Records provided:

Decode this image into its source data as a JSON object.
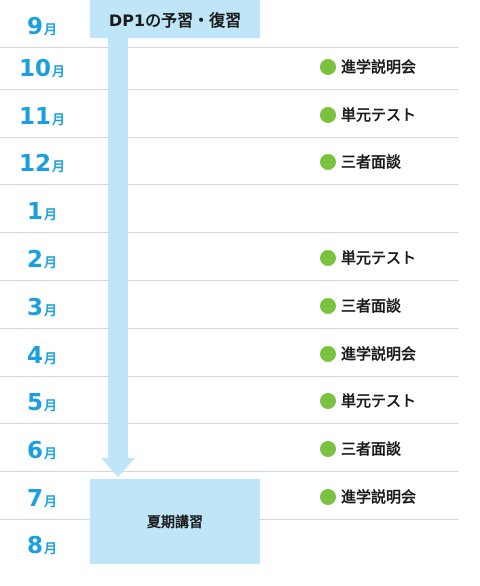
{
  "colors": {
    "accent": "#1aa1dd",
    "arrow": "#bfe6f8",
    "dot": "#7cc241"
  },
  "top_box": {
    "label": "DP1の予習・復習"
  },
  "bottom_box": {
    "label": "夏期講習"
  },
  "rows": [
    {
      "month": "9",
      "unit": "月",
      "event": ""
    },
    {
      "month": "10",
      "unit": "月",
      "event": "進学説明会"
    },
    {
      "month": "11",
      "unit": "月",
      "event": "単元テスト"
    },
    {
      "month": "12",
      "unit": "月",
      "event": "三者面談"
    },
    {
      "month": "1",
      "unit": "月",
      "event": ""
    },
    {
      "month": "2",
      "unit": "月",
      "event": "単元テスト"
    },
    {
      "month": "3",
      "unit": "月",
      "event": "三者面談"
    },
    {
      "month": "4",
      "unit": "月",
      "event": "進学説明会"
    },
    {
      "month": "5",
      "unit": "月",
      "event": "単元テスト"
    },
    {
      "month": "6",
      "unit": "月",
      "event": "三者面談"
    },
    {
      "month": "7",
      "unit": "月",
      "event": "進学説明会"
    },
    {
      "month": "8",
      "unit": "月",
      "event": ""
    }
  ]
}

Problem statement: Transcribe the listing in full. Omit the pictures and keep every line exact.

Output of the task:
Decode this image into its source data as a JSON object.
{
  "colors": {
    "accent": "#1aa1dd",
    "arrow": "#bfe6f8",
    "dot": "#7cc241"
  },
  "top_box": {
    "label": "DP1の予習・復習"
  },
  "bottom_box": {
    "label": "夏期講習"
  },
  "rows": [
    {
      "month": "9",
      "unit": "月",
      "event": ""
    },
    {
      "month": "10",
      "unit": "月",
      "event": "進学説明会"
    },
    {
      "month": "11",
      "unit": "月",
      "event": "単元テスト"
    },
    {
      "month": "12",
      "unit": "月",
      "event": "三者面談"
    },
    {
      "month": "1",
      "unit": "月",
      "event": ""
    },
    {
      "month": "2",
      "unit": "月",
      "event": "単元テスト"
    },
    {
      "month": "3",
      "unit": "月",
      "event": "三者面談"
    },
    {
      "month": "4",
      "unit": "月",
      "event": "進学説明会"
    },
    {
      "month": "5",
      "unit": "月",
      "event": "単元テスト"
    },
    {
      "month": "6",
      "unit": "月",
      "event": "三者面談"
    },
    {
      "month": "7",
      "unit": "月",
      "event": "進学説明会"
    },
    {
      "month": "8",
      "unit": "月",
      "event": ""
    }
  ]
}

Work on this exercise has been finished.